═════ Given records ═════

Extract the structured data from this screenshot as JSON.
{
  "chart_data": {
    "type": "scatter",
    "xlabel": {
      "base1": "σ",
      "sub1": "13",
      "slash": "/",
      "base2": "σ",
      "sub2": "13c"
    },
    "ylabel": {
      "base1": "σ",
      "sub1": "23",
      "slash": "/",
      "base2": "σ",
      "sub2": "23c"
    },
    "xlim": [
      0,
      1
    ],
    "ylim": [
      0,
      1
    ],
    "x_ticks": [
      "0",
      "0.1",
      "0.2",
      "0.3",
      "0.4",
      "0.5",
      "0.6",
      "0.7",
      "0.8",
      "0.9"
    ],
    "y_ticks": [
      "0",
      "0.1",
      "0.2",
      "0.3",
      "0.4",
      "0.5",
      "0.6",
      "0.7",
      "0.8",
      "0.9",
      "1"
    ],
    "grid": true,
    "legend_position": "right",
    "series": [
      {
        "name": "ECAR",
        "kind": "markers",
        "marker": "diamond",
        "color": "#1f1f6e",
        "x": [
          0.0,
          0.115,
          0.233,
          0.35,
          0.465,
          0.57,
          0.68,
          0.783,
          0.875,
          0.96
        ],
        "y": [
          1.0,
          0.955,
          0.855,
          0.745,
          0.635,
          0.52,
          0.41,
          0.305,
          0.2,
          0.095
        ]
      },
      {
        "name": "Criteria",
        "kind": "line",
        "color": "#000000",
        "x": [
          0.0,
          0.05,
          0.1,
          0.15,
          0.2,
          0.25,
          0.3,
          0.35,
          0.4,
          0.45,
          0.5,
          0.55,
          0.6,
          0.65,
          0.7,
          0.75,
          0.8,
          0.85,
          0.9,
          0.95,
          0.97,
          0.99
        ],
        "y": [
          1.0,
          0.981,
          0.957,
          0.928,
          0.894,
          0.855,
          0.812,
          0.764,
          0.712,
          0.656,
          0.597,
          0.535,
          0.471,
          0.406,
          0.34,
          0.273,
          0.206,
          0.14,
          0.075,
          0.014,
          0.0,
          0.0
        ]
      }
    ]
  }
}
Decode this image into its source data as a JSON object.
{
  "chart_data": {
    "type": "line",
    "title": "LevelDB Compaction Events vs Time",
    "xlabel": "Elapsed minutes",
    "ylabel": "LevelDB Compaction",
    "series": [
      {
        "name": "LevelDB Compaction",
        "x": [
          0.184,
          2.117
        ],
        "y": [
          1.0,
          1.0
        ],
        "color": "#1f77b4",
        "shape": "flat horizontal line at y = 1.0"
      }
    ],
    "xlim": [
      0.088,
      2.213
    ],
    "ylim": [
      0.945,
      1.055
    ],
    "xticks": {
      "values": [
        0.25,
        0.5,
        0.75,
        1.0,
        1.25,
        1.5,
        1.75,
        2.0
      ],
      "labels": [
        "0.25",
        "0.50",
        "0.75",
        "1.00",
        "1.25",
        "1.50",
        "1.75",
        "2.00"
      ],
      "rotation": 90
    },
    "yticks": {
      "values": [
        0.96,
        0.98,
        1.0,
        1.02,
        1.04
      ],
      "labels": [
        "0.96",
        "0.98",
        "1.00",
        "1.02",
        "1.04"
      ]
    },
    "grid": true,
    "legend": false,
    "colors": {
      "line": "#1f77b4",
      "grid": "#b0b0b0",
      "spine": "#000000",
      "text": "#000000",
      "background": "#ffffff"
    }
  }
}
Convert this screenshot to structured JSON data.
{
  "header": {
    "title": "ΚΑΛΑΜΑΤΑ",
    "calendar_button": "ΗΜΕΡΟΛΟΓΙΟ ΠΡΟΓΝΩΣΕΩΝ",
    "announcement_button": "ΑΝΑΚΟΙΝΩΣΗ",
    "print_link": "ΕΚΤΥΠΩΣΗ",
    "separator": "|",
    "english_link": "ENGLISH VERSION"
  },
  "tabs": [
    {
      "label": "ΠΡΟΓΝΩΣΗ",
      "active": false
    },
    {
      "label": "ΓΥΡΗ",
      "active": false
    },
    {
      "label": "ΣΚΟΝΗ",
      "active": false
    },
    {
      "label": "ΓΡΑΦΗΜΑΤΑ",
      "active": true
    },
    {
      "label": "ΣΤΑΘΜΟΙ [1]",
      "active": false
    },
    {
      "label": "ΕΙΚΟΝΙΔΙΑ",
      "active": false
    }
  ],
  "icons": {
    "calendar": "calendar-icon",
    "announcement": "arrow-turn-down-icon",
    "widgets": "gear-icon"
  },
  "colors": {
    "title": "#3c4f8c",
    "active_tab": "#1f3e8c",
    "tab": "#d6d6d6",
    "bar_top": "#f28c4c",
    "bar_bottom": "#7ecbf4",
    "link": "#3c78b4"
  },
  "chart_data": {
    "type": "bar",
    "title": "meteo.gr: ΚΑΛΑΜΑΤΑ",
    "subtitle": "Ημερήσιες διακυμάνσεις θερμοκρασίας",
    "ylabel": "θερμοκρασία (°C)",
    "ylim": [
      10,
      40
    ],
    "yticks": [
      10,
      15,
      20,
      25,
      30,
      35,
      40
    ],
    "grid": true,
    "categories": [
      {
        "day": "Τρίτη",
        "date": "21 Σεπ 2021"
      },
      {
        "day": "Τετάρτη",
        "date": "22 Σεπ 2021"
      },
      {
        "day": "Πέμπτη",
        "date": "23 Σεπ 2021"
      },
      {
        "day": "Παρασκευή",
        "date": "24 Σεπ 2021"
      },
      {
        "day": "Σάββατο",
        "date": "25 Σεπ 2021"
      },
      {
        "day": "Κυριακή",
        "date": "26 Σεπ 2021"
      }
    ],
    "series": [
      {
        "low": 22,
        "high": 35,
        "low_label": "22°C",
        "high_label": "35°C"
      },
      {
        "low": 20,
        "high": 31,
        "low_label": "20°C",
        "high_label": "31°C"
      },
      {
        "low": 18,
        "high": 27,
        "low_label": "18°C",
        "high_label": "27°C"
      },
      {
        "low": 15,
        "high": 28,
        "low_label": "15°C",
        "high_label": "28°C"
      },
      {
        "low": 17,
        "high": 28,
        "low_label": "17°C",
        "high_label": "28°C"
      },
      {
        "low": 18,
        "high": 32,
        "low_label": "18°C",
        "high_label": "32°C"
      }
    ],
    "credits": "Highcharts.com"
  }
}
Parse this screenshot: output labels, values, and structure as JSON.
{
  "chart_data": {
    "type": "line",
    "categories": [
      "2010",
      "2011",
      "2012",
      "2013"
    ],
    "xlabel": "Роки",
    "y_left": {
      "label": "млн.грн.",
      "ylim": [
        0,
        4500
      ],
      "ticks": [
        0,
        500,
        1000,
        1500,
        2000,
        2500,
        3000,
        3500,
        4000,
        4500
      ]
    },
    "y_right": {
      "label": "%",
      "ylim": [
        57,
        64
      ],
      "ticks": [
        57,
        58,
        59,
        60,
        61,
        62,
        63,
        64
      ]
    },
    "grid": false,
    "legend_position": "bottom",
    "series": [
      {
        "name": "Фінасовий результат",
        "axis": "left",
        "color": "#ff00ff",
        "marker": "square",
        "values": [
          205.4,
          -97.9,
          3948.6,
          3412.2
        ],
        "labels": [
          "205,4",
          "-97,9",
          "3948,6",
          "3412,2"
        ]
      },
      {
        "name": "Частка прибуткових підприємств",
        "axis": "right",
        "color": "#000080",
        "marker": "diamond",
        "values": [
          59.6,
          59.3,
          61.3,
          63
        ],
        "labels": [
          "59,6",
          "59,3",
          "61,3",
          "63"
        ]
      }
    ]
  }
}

═════

Stated task:
Extract each entry in full, exactly as given.

Correct result:
Extract the structured data from this screenshot as JSON.
{
  "chart_data": {
    "type": "scatter",
    "xlabel": {
      "base1": "σ",
      "sub1": "13",
      "slash": "/",
      "base2": "σ",
      "sub2": "13c"
    },
    "ylabel": {
      "base1": "σ",
      "sub1": "23",
      "slash": "/",
      "base2": "σ",
      "sub2": "23c"
    },
    "xlim": [
      0,
      1
    ],
    "ylim": [
      0,
      1
    ],
    "x_ticks": [
      "0",
      "0.1",
      "0.2",
      "0.3",
      "0.4",
      "0.5",
      "0.6",
      "0.7",
      "0.8",
      "0.9"
    ],
    "y_ticks": [
      "0",
      "0.1",
      "0.2",
      "0.3",
      "0.4",
      "0.5",
      "0.6",
      "0.7",
      "0.8",
      "0.9",
      "1"
    ],
    "grid": true,
    "legend_position": "right",
    "series": [
      {
        "name": "ECAR",
        "kind": "markers",
        "marker": "diamond",
        "color": "#1f1f6e",
        "x": [
          0.0,
          0.115,
          0.233,
          0.35,
          0.465,
          0.57,
          0.68,
          0.783,
          0.875,
          0.96
        ],
        "y": [
          1.0,
          0.955,
          0.855,
          0.745,
          0.635,
          0.52,
          0.41,
          0.305,
          0.2,
          0.095
        ]
      },
      {
        "name": "Criteria",
        "kind": "line",
        "color": "#000000",
        "x": [
          0.0,
          0.05,
          0.1,
          0.15,
          0.2,
          0.25,
          0.3,
          0.35,
          0.4,
          0.45,
          0.5,
          0.55,
          0.6,
          0.65,
          0.7,
          0.75,
          0.8,
          0.85,
          0.9,
          0.95,
          0.97,
          0.99
        ],
        "y": [
          1.0,
          0.981,
          0.957,
          0.928,
          0.894,
          0.855,
          0.812,
          0.764,
          0.712,
          0.656,
          0.597,
          0.535,
          0.471,
          0.406,
          0.34,
          0.273,
          0.206,
          0.14,
          0.075,
          0.014,
          0.0,
          0.0
        ]
      }
    ]
  }
}
Decode this image into its source data as a JSON object.
{
  "chart_data": {
    "type": "line",
    "title": "LevelDB Compaction Events vs Time",
    "xlabel": "Elapsed minutes",
    "ylabel": "LevelDB Compaction",
    "series": [
      {
        "name": "LevelDB Compaction",
        "x": [
          0.184,
          2.117
        ],
        "y": [
          1.0,
          1.0
        ],
        "color": "#1f77b4",
        "shape": "flat horizontal line at y = 1.0"
      }
    ],
    "xlim": [
      0.088,
      2.213
    ],
    "ylim": [
      0.945,
      1.055
    ],
    "xticks": {
      "values": [
        0.25,
        0.5,
        0.75,
        1.0,
        1.25,
        1.5,
        1.75,
        2.0
      ],
      "labels": [
        "0.25",
        "0.50",
        "0.75",
        "1.00",
        "1.25",
        "1.50",
        "1.75",
        "2.00"
      ],
      "rotation": 90
    },
    "yticks": {
      "values": [
        0.96,
        0.98,
        1.0,
        1.02,
        1.04
      ],
      "labels": [
        "0.96",
        "0.98",
        "1.00",
        "1.02",
        "1.04"
      ]
    },
    "grid": true,
    "legend": false,
    "colors": {
      "line": "#1f77b4",
      "grid": "#b0b0b0",
      "spine": "#000000",
      "text": "#000000",
      "background": "#ffffff"
    }
  }
}
Convert this screenshot to structured JSON data.
{
  "header": {
    "title": "ΚΑΛΑΜΑΤΑ",
    "calendar_button": "ΗΜΕΡΟΛΟΓΙΟ ΠΡΟΓΝΩΣΕΩΝ",
    "announcement_button": "ΑΝΑΚΟΙΝΩΣΗ",
    "print_link": "ΕΚΤΥΠΩΣΗ",
    "separator": "|",
    "english_link": "ENGLISH VERSION"
  },
  "tabs": [
    {
      "label": "ΠΡΟΓΝΩΣΗ",
      "active": false
    },
    {
      "label": "ΓΥΡΗ",
      "active": false
    },
    {
      "label": "ΣΚΟΝΗ",
      "active": false
    },
    {
      "label": "ΓΡΑΦΗΜΑΤΑ",
      "active": true
    },
    {
      "label": "ΣΤΑΘΜΟΙ [1]",
      "active": false
    },
    {
      "label": "ΕΙΚΟΝΙΔΙΑ",
      "active": false
    }
  ],
  "icons": {
    "calendar": "calendar-icon",
    "announcement": "arrow-turn-down-icon",
    "widgets": "gear-icon"
  },
  "colors": {
    "title": "#3c4f8c",
    "active_tab": "#1f3e8c",
    "tab": "#d6d6d6",
    "bar_top": "#f28c4c",
    "bar_bottom": "#7ecbf4",
    "link": "#3c78b4"
  },
  "chart_data": {
    "type": "bar",
    "title": "meteo.gr: ΚΑΛΑΜΑΤΑ",
    "subtitle": "Ημερήσιες διακυμάνσεις θερμοκρασίας",
    "ylabel": "θερμοκρασία (°C)",
    "ylim": [
      10,
      40
    ],
    "yticks": [
      10,
      15,
      20,
      25,
      30,
      35,
      40
    ],
    "grid": true,
    "categories": [
      {
        "day": "Τρίτη",
        "date": "21 Σεπ 2021"
      },
      {
        "day": "Τετάρτη",
        "date": "22 Σεπ 2021"
      },
      {
        "day": "Πέμπτη",
        "date": "23 Σεπ 2021"
      },
      {
        "day": "Παρασκευή",
        "date": "24 Σεπ 2021"
      },
      {
        "day": "Σάββατο",
        "date": "25 Σεπ 2021"
      },
      {
        "day": "Κυριακή",
        "date": "26 Σεπ 2021"
      }
    ],
    "series": [
      {
        "low": 22,
        "high": 35,
        "low_label": "22°C",
        "high_label": "35°C"
      },
      {
        "low": 20,
        "high": 31,
        "low_label": "20°C",
        "high_label": "31°C"
      },
      {
        "low": 18,
        "high": 27,
        "low_label": "18°C",
        "high_label": "27°C"
      },
      {
        "low": 15,
        "high": 28,
        "low_label": "15°C",
        "high_label": "28°C"
      },
      {
        "low": 17,
        "high": 28,
        "low_label": "17°C",
        "high_label": "28°C"
      },
      {
        "low": 18,
        "high": 32,
        "low_label": "18°C",
        "high_label": "32°C"
      }
    ],
    "credits": "Highcharts.com"
  }
}
Parse this screenshot: output labels, values, and structure as JSON.
{
  "chart_data": {
    "type": "line",
    "categories": [
      "2010",
      "2011",
      "2012",
      "2013"
    ],
    "xlabel": "Роки",
    "y_left": {
      "label": "млн.грн.",
      "ylim": [
        0,
        4500
      ],
      "ticks": [
        0,
        500,
        1000,
        1500,
        2000,
        2500,
        3000,
        3500,
        4000,
        4500
      ]
    },
    "y_right": {
      "label": "%",
      "ylim": [
        57,
        64
      ],
      "ticks": [
        57,
        58,
        59,
        60,
        61,
        62,
        63,
        64
      ]
    },
    "grid": false,
    "legend_position": "bottom",
    "series": [
      {
        "name": "Фінасовий результат",
        "axis": "left",
        "color": "#ff00ff",
        "marker": "square",
        "values": [
          205.4,
          -97.9,
          3948.6,
          3412.2
        ],
        "labels": [
          "205,4",
          "-97,9",
          "3948,6",
          "3412,2"
        ]
      },
      {
        "name": "Частка прибуткових підприємств",
        "axis": "right",
        "color": "#000080",
        "marker": "diamond",
        "values": [
          59.6,
          59.3,
          61.3,
          63
        ],
        "labels": [
          "59,6",
          "59,3",
          "61,3",
          "63"
        ]
      }
    ]
  }
}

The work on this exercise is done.